### The exercise:
All of the material below is to be retyped exactly.

— START Extracted information —

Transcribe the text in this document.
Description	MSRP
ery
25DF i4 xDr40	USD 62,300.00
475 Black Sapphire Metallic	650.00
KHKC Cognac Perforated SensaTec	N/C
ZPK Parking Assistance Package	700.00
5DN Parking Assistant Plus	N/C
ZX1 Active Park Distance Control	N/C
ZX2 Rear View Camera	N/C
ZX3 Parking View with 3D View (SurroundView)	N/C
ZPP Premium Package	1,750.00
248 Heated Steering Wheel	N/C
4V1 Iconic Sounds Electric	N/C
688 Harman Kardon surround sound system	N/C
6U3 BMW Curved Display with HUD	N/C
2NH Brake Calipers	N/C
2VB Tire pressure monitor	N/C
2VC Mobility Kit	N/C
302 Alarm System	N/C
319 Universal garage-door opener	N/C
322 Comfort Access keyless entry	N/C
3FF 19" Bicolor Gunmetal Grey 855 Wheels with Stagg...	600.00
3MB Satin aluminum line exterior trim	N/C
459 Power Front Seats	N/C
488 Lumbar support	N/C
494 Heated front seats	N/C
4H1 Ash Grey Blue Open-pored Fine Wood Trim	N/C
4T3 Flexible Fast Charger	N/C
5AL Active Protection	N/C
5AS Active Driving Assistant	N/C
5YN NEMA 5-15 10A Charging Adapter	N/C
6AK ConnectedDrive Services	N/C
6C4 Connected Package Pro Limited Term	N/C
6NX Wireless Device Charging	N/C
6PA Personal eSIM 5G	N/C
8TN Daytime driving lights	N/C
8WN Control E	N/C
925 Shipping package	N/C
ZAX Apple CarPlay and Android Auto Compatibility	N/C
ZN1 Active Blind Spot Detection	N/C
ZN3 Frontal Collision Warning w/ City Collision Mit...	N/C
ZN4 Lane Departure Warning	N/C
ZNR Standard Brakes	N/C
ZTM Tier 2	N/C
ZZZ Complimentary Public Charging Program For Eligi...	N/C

— END Extracted information —

### Reply:
Transcribe the text in this document.
Description	MSRP
ery
25DF i4 xDr40	USD 62,300.00
475 Black Sapphire Metallic	650.00
KHKC Cognac Perforated SensaTec	N/C
ZPK Parking Assistance Package	700.00
5DN Parking Assistant Plus	N/C
ZX1 Active Park Distance Control	N/C
ZX2 Rear View Camera	N/C
ZX3 Parking View with 3D View (SurroundView)	N/C
ZPP Premium Package	1,750.00
248 Heated Steering Wheel	N/C
4V1 Iconic Sounds Electric	N/C
688 Harman Kardon surround sound system	N/C
6U3 BMW Curved Display with HUD	N/C
2NH Brake Calipers	N/C
2VB Tire pressure monitor	N/C
2VC Mobility Kit	N/C
302 Alarm System	N/C
319 Universal garage-door opener	N/C
322 Comfort Access keyless entry	N/C
3FF 19" Bicolor Gunmetal Grey 855 Wheels with Stagg...	600.00
3MB Satin aluminum line exterior trim	N/C
459 Power Front Seats	N/C
488 Lumbar support	N/C
494 Heated front seats	N/C
4H1 Ash Grey Blue Open-pored Fine Wood Trim	N/C
4T3 Flexible Fast Charger	N/C
5AL Active Protection	N/C
5AS Active Driving Assistant	N/C
5YN NEMA 5-15 10A Charging Adapter	N/C
6AK ConnectedDrive Services	N/C
6C4 Connected Package Pro Limited Term	N/C
6NX Wireless Device Charging	N/C
6PA Personal eSIM 5G	N/C
8TN Daytime driving lights	N/C
8WN Control E	N/C
925 Shipping package	N/C
ZAX Apple CarPlay and Android Auto Compatibility	N/C
ZN1 Active Blind Spot Detection	N/C
ZN3 Frontal Collision Warning w/ City Collision Mit...	N/C
ZN4 Lane Departure Warning	N/C
ZNR Standard Brakes	N/C
ZTM Tier 2	N/C
ZZZ Complimentary Public Charging Program For Eligi...	N/C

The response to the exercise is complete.